Task input:
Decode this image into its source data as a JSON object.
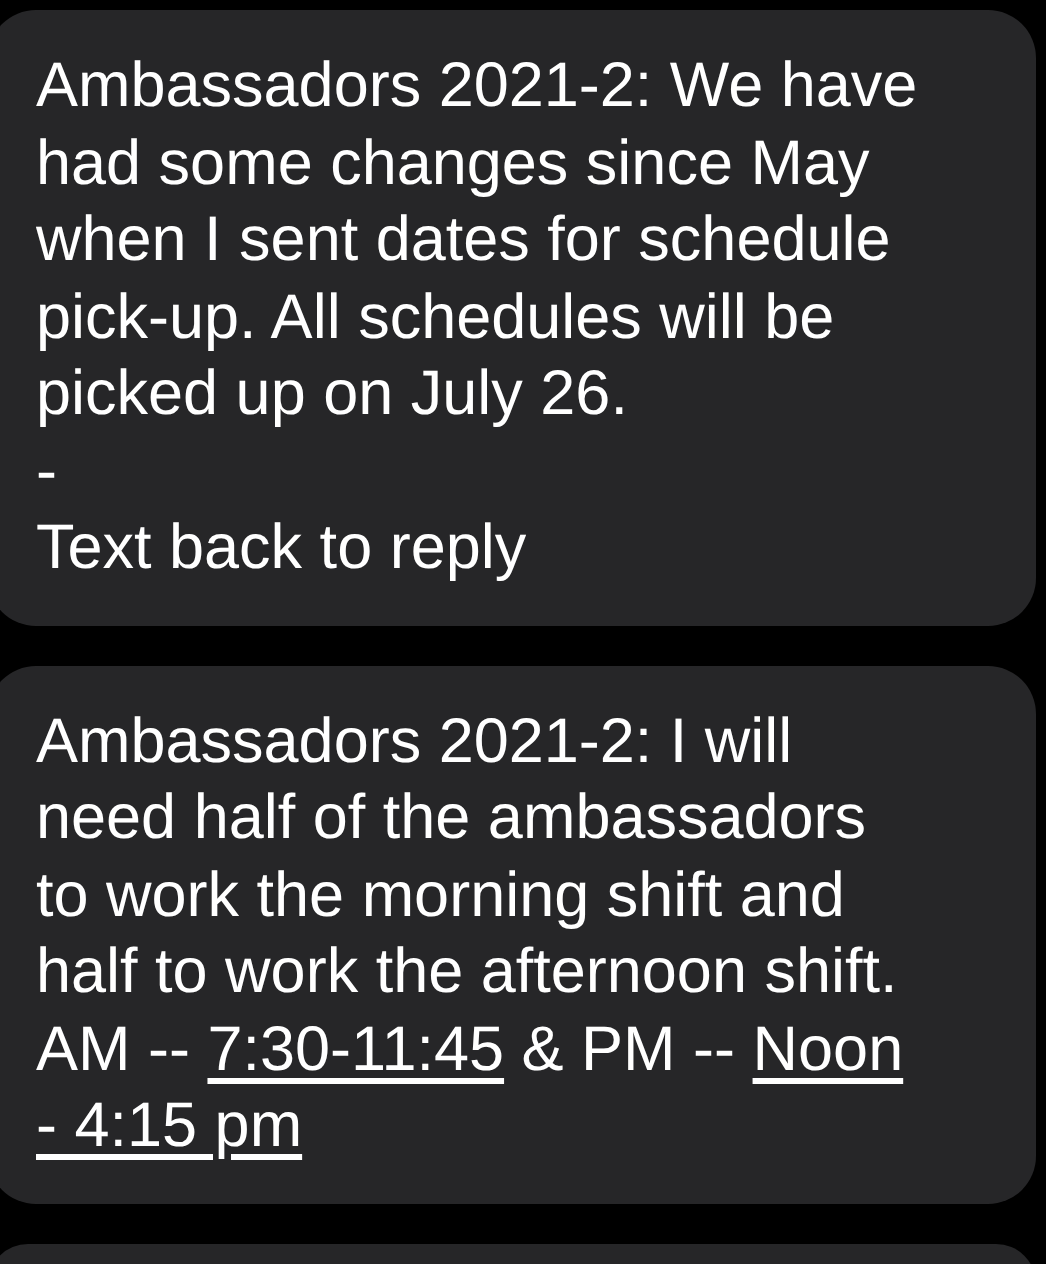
{
  "messages": [
    {
      "kind": "full",
      "lines": [
        [
          {
            "kind": "text",
            "text": "Ambassadors 2021-2: We have"
          }
        ],
        [
          {
            "kind": "text",
            "text": "had some changes since May"
          }
        ],
        [
          {
            "kind": "text",
            "text": "when I sent dates for schedule"
          }
        ],
        [
          {
            "kind": "text",
            "text": "pick-up. All schedules will be"
          }
        ],
        [
          {
            "kind": "text",
            "text": "picked up on July 26."
          }
        ],
        [
          {
            "kind": "text",
            "text": "-"
          }
        ],
        [
          {
            "kind": "text",
            "text": "Text back to reply"
          }
        ]
      ]
    },
    {
      "kind": "full",
      "lines": [
        [
          {
            "kind": "text",
            "text": "Ambassadors 2021-2: I will"
          }
        ],
        [
          {
            "kind": "text",
            "text": "need half of the ambassadors"
          }
        ],
        [
          {
            "kind": "text",
            "text": "to work the morning shift and"
          }
        ],
        [
          {
            "kind": "text",
            "text": "half to work the afternoon shift."
          }
        ],
        [
          {
            "kind": "text",
            "text": "AM -- "
          },
          {
            "kind": "link",
            "text": "7:30-11:45"
          },
          {
            "kind": "text",
            "text": " & PM -- "
          },
          {
            "kind": "link",
            "text": "Noon"
          }
        ],
        [
          {
            "kind": "link",
            "text": "- 4:15 pm"
          }
        ]
      ]
    },
    {
      "kind": "clipped"
    }
  ]
}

Goal:
Where a line contains the string "work", extract that line.

Response to this task:
            "text": "to work the morning shift and"
            "text": "half to work the afternoon shift."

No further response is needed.